**Written exercise**. Return a copy of every line in the records that includes the word "инвалидов".

|---|

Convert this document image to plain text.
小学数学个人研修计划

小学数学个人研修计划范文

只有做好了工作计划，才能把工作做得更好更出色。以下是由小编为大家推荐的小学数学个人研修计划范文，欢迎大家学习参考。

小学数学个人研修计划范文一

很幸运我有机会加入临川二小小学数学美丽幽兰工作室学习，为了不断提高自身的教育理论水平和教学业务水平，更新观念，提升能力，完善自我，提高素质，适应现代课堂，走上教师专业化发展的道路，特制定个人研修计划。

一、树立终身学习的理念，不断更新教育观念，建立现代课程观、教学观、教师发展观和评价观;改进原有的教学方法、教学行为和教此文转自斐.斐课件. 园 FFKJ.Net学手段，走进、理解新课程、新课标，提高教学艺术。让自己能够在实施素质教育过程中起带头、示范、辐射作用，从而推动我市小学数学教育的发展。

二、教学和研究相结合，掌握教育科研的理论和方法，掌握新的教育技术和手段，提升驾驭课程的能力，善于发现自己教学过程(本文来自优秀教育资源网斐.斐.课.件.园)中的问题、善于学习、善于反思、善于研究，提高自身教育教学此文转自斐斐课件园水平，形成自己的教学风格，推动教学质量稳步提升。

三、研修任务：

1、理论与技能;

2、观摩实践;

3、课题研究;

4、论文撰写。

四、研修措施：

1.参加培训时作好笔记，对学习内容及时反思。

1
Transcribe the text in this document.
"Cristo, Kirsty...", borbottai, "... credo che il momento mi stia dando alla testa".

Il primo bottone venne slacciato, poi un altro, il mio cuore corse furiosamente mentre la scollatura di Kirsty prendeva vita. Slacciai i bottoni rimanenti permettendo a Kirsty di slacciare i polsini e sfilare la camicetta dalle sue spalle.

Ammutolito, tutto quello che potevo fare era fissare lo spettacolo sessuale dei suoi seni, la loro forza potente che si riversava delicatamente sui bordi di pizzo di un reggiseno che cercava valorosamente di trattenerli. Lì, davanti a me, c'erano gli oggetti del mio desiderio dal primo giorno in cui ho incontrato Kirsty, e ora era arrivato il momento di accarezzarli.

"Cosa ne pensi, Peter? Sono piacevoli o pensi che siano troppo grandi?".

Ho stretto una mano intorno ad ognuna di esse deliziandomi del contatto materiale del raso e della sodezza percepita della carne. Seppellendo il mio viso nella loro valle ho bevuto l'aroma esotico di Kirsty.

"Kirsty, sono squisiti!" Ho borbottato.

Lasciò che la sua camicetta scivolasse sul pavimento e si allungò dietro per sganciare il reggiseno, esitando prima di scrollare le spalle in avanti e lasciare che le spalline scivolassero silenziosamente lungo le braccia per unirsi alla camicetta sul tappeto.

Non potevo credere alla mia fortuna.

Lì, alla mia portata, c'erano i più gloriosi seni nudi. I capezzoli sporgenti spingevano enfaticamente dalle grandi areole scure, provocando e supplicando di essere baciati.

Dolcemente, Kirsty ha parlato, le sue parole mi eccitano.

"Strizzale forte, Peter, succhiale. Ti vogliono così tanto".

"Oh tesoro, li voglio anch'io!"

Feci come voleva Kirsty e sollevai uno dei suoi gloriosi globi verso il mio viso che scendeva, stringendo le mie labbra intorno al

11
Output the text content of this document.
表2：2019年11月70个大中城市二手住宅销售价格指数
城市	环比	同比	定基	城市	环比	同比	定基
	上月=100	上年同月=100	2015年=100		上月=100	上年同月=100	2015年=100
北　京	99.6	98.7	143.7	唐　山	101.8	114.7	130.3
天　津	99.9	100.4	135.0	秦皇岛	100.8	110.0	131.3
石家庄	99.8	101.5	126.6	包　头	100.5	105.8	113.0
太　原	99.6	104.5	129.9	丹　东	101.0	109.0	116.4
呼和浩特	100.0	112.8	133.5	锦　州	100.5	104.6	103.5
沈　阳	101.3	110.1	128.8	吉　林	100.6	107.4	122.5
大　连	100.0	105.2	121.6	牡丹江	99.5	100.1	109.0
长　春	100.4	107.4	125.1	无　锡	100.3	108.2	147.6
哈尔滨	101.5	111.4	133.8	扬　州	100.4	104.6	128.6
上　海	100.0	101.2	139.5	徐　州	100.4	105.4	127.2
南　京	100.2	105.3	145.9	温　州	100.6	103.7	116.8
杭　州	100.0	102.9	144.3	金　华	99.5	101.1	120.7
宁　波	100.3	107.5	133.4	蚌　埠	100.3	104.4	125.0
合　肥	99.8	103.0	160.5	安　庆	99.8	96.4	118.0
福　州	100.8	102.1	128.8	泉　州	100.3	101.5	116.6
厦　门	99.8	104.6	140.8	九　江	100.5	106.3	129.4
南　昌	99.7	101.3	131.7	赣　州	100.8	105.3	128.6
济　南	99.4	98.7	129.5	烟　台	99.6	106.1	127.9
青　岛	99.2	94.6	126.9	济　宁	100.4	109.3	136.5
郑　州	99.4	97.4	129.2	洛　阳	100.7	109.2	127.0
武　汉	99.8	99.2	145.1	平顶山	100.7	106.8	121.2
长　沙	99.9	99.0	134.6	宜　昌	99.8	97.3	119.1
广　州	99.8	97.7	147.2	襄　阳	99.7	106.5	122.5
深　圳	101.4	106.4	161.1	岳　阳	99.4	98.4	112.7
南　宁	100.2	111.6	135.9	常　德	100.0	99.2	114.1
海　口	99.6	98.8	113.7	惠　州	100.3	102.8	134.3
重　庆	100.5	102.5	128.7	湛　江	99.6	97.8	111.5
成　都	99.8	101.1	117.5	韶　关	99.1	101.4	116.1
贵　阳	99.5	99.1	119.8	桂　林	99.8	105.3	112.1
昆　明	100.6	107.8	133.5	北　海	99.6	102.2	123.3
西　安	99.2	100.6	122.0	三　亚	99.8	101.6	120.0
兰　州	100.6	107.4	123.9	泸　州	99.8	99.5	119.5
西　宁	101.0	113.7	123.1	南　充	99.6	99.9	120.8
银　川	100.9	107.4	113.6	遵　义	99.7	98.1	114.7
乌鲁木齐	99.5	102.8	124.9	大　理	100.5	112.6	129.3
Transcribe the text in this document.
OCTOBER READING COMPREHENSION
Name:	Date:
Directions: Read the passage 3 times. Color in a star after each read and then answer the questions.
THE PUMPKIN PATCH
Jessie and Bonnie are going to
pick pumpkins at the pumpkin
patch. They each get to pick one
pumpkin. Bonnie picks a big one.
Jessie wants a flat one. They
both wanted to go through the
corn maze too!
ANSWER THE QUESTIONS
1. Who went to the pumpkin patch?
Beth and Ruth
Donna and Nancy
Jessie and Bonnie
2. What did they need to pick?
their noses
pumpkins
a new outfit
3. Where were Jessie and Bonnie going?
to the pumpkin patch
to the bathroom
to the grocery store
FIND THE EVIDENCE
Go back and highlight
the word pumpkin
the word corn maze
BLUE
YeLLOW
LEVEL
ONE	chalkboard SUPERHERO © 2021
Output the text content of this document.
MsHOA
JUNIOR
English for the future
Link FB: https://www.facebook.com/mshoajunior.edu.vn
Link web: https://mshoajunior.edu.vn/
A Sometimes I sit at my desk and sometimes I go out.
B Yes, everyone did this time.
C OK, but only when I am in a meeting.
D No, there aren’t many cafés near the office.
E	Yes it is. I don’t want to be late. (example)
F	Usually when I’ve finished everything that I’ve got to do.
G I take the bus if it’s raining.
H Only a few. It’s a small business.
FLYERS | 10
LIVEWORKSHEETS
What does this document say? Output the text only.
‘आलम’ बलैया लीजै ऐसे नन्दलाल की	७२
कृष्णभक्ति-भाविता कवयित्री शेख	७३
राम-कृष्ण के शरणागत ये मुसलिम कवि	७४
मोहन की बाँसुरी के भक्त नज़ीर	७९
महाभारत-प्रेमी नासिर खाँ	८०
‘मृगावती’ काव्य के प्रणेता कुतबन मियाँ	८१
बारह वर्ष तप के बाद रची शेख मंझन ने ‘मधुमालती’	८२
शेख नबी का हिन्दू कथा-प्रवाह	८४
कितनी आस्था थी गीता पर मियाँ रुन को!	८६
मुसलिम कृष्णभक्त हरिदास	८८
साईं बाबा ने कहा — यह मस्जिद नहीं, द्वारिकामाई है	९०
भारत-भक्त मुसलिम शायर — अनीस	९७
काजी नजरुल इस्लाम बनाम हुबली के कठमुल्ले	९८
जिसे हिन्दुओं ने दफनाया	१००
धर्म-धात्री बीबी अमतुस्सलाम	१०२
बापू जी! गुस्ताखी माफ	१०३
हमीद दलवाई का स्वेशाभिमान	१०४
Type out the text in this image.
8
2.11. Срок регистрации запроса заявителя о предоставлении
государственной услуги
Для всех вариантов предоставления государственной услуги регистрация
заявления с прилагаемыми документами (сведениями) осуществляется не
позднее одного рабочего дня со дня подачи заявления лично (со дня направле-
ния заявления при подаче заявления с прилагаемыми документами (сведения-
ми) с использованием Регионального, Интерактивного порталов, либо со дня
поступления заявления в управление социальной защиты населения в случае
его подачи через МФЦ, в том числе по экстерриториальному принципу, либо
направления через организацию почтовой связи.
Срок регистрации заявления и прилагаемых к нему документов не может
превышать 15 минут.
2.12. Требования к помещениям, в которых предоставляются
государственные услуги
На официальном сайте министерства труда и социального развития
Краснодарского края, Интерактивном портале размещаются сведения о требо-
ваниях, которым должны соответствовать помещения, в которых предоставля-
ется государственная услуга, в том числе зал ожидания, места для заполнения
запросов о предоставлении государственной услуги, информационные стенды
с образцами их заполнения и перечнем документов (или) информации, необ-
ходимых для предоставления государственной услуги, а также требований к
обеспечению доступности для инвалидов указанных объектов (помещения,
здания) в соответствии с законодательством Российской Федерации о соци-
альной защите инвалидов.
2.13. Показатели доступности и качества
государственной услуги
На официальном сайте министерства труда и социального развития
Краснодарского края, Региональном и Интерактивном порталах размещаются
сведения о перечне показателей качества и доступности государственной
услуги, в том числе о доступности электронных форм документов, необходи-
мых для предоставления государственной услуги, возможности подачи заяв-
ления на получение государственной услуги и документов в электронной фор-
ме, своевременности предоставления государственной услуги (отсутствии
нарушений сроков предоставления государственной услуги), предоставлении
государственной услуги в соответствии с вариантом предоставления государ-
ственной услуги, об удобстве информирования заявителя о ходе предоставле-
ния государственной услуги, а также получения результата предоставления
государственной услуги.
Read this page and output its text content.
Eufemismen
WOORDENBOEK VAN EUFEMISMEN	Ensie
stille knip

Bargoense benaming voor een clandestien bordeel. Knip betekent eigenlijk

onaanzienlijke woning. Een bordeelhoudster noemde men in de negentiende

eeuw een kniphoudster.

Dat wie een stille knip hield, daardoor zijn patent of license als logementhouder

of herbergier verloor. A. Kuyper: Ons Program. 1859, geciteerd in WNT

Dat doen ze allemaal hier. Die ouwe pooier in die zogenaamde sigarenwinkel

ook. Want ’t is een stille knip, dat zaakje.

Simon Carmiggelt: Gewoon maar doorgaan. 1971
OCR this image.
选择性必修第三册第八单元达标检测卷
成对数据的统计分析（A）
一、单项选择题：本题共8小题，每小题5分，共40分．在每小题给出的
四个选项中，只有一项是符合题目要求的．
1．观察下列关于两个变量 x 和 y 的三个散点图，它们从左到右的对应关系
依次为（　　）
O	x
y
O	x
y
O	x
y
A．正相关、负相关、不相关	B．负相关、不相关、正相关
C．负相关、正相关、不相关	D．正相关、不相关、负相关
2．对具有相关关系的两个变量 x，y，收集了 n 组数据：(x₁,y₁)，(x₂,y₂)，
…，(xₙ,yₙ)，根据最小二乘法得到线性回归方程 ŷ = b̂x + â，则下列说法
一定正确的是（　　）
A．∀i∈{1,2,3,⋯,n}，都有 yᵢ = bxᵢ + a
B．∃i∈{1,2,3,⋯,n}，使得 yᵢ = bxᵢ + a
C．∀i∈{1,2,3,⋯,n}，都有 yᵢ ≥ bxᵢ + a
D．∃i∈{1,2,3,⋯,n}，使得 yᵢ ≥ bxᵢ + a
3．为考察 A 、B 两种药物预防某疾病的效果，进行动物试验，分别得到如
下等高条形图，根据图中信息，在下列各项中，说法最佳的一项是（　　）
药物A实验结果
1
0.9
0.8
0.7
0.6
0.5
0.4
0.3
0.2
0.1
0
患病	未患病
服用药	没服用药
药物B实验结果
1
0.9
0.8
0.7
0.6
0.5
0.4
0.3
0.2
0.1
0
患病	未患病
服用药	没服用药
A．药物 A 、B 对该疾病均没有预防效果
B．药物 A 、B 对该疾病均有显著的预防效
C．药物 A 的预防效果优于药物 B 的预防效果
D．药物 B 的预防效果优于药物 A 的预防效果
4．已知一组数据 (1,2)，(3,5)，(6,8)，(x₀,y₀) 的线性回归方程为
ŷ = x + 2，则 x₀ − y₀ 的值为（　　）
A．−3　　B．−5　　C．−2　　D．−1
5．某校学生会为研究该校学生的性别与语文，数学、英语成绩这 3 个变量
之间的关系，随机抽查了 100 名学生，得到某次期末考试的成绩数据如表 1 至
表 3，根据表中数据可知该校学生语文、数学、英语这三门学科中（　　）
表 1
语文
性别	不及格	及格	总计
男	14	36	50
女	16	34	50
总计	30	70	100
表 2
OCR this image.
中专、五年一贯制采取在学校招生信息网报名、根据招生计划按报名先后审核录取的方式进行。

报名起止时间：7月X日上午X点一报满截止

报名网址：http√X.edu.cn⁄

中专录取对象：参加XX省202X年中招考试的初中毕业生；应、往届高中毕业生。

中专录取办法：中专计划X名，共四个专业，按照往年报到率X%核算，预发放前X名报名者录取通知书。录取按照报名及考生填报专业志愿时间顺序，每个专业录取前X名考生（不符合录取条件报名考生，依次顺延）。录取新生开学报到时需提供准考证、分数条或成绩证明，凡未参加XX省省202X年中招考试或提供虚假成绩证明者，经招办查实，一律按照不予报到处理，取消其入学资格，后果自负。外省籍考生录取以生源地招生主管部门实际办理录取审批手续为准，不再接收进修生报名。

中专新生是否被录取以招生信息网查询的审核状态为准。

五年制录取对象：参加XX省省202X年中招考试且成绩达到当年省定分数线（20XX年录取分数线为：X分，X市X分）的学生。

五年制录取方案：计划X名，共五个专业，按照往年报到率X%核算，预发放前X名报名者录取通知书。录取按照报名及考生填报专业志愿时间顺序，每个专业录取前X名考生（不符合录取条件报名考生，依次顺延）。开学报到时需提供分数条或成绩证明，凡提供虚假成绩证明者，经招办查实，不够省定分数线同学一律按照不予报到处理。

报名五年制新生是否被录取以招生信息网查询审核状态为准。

|---|

**Solution below**.
обеспечению доступности для инвалидов указанных объектов (помещения,
альной защите инвалидов.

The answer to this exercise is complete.